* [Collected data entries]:
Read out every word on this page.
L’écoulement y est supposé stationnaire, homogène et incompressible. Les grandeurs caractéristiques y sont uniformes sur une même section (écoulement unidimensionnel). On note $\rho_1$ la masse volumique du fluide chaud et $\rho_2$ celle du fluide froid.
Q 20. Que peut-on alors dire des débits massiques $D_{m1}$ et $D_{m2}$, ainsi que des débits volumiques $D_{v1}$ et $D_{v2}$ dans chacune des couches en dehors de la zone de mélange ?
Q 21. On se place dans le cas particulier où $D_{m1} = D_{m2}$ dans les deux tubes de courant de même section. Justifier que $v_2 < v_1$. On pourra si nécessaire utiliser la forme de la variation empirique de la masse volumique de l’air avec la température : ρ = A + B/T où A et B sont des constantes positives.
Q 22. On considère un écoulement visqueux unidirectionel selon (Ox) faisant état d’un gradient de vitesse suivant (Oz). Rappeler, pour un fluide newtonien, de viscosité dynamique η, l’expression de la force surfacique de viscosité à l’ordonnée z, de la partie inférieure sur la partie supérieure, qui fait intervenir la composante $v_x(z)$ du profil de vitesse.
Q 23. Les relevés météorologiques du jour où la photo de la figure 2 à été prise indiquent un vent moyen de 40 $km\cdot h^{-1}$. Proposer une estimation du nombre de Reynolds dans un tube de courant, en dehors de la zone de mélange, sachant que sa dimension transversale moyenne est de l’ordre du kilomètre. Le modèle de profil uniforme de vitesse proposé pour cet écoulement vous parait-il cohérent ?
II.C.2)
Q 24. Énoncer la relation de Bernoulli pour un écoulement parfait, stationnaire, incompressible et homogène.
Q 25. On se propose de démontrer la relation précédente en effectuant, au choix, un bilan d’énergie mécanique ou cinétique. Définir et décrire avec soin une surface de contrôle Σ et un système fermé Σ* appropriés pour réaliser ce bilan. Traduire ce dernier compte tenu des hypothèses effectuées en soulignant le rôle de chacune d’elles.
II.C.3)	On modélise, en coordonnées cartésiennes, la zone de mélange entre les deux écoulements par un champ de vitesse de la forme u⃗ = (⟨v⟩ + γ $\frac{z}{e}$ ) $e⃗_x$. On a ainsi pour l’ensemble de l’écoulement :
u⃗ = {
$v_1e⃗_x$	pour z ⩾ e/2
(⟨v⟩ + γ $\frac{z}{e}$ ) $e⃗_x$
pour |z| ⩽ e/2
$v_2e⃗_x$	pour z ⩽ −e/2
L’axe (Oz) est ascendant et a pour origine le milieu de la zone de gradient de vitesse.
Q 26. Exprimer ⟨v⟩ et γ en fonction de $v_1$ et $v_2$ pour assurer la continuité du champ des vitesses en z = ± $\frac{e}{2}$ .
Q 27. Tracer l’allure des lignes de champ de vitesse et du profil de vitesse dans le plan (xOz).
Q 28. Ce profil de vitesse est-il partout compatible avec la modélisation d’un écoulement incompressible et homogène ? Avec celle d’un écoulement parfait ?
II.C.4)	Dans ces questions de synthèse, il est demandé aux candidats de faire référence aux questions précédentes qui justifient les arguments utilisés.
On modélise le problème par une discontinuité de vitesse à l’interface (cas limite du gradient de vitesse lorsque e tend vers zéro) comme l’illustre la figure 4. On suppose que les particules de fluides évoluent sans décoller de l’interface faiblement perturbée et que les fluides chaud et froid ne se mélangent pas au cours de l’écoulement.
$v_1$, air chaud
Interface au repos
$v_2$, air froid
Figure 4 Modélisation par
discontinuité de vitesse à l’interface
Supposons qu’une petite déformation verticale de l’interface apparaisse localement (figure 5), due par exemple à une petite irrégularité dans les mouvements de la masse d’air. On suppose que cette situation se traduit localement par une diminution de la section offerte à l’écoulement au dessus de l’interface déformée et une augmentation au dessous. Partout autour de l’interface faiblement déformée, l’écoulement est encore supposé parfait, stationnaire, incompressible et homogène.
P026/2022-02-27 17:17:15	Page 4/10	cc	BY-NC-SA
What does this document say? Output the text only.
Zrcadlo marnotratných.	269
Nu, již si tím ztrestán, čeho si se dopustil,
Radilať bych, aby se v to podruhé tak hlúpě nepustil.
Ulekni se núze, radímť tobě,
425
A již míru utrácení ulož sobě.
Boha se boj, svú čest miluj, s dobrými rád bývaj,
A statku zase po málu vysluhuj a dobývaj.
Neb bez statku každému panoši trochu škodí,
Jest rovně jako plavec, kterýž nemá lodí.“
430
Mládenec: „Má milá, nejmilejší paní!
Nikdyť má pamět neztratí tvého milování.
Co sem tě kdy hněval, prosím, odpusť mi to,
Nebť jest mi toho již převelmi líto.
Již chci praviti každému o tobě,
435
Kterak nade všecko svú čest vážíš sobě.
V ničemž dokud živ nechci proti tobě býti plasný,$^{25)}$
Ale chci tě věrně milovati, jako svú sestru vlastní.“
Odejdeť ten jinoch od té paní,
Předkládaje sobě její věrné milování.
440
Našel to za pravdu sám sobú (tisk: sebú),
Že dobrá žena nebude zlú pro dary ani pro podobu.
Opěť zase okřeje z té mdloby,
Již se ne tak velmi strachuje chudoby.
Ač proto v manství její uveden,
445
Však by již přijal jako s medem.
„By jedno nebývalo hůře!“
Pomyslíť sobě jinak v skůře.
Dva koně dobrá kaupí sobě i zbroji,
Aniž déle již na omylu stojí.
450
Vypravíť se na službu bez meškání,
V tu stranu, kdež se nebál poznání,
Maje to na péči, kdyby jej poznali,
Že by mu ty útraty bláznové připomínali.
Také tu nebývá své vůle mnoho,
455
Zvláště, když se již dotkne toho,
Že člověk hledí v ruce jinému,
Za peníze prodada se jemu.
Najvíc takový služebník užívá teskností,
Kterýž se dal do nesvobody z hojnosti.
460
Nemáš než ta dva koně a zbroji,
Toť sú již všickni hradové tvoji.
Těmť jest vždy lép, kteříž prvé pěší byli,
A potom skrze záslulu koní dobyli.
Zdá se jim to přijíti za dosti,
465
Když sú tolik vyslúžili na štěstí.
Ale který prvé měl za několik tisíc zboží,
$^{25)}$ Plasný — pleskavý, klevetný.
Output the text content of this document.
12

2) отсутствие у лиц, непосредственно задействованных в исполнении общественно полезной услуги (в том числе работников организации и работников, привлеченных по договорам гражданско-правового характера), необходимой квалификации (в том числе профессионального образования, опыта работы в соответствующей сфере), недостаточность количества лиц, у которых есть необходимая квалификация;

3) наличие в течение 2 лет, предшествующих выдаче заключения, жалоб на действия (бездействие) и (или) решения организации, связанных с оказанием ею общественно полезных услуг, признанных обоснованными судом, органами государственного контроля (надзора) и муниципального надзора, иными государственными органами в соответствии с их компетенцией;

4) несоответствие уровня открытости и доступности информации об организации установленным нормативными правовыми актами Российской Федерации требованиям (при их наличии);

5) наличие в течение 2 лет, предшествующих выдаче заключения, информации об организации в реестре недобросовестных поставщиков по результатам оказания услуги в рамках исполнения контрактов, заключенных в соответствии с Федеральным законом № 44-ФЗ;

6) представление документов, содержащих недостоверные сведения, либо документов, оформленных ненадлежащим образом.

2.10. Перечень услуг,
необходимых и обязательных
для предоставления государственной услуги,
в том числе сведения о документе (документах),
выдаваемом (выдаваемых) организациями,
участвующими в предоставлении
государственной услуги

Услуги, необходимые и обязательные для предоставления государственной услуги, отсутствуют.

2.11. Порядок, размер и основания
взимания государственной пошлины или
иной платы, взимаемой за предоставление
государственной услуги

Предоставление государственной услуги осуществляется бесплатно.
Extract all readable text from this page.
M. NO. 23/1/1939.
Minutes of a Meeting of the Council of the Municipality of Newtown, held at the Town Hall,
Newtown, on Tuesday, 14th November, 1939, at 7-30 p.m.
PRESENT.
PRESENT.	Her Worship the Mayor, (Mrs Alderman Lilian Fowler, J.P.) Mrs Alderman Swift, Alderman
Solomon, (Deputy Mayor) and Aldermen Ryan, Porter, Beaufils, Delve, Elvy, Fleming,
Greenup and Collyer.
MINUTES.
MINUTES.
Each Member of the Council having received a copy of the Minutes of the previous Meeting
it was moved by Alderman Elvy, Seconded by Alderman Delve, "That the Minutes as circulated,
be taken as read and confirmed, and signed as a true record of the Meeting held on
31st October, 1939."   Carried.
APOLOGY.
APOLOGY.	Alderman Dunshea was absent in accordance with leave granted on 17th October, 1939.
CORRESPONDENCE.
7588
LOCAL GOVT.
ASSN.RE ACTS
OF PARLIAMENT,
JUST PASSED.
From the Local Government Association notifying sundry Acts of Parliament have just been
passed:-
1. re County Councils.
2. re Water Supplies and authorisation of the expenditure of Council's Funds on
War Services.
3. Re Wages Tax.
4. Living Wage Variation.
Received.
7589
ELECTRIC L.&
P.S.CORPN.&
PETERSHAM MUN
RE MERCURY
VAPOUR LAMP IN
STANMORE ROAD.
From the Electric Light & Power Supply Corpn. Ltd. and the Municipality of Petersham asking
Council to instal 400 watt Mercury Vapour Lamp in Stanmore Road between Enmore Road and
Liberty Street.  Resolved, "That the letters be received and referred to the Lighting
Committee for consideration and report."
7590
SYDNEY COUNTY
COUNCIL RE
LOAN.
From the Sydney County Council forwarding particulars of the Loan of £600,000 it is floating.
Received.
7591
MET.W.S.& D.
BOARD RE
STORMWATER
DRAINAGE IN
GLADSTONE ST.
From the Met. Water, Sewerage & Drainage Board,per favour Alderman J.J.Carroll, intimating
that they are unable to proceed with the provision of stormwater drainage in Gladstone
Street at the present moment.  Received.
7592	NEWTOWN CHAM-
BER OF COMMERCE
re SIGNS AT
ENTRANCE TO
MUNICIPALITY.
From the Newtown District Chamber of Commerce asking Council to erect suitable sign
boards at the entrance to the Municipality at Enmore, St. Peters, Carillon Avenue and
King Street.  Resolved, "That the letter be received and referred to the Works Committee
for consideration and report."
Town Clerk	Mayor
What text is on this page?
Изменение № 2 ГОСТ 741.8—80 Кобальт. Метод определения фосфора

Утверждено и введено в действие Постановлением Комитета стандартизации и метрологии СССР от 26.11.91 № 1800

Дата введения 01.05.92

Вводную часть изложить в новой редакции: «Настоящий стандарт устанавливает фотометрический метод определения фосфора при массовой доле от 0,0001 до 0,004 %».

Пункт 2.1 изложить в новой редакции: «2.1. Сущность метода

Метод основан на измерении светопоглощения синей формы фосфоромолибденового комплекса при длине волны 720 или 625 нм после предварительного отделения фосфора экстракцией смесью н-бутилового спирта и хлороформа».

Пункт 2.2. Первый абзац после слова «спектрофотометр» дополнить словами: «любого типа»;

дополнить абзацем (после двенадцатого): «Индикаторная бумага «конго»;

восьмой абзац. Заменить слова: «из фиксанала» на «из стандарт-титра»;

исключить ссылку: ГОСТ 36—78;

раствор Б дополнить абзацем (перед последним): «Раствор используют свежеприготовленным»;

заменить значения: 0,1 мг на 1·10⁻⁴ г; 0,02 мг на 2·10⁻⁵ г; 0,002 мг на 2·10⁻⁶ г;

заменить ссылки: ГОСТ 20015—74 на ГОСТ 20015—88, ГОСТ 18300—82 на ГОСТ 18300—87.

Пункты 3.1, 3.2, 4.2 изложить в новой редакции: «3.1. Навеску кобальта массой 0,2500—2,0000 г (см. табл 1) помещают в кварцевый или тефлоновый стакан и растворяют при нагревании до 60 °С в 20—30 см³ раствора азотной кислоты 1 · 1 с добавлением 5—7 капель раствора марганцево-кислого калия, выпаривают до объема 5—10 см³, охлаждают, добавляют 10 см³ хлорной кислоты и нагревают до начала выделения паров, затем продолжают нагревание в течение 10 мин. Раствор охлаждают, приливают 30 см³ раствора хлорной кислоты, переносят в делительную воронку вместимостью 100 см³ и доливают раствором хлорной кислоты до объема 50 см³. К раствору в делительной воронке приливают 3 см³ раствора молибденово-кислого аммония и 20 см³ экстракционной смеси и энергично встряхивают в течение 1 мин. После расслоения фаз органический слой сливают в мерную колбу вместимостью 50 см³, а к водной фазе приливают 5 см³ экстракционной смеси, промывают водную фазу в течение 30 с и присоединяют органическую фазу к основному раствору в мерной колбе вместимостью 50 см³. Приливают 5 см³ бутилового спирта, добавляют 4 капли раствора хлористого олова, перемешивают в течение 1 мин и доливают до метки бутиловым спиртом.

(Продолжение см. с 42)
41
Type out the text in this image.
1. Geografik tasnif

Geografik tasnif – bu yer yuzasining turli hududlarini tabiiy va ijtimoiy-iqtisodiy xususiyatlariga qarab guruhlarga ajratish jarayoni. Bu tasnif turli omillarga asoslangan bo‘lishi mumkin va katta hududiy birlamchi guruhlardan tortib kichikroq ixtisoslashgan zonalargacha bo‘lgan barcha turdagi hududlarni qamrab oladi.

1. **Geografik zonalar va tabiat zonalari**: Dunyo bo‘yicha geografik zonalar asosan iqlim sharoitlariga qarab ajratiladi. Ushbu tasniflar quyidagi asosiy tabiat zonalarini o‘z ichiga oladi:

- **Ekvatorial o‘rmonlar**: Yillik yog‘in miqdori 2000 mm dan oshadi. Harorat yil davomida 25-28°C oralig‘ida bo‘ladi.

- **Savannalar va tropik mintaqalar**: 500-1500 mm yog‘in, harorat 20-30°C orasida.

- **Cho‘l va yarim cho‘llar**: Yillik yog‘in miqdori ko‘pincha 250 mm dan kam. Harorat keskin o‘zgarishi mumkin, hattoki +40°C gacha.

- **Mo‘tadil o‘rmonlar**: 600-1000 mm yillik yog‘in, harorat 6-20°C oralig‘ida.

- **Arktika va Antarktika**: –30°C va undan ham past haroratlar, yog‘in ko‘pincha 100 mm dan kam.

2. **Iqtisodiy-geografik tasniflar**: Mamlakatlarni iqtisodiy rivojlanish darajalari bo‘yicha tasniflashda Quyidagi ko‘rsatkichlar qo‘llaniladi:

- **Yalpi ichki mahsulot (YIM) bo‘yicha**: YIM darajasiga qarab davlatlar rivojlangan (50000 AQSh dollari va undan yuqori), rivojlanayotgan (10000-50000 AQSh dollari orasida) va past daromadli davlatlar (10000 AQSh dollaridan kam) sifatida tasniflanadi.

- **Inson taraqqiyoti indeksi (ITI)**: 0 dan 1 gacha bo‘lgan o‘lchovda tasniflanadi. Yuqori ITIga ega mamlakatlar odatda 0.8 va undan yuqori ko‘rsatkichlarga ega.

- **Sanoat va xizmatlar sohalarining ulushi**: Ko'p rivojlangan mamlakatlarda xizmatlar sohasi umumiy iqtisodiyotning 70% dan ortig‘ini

* [Exercise aim]: Copy all lines from the material that include "What".

* [Output for this task]:
What does this document say? Output the text only.
What text is on this page?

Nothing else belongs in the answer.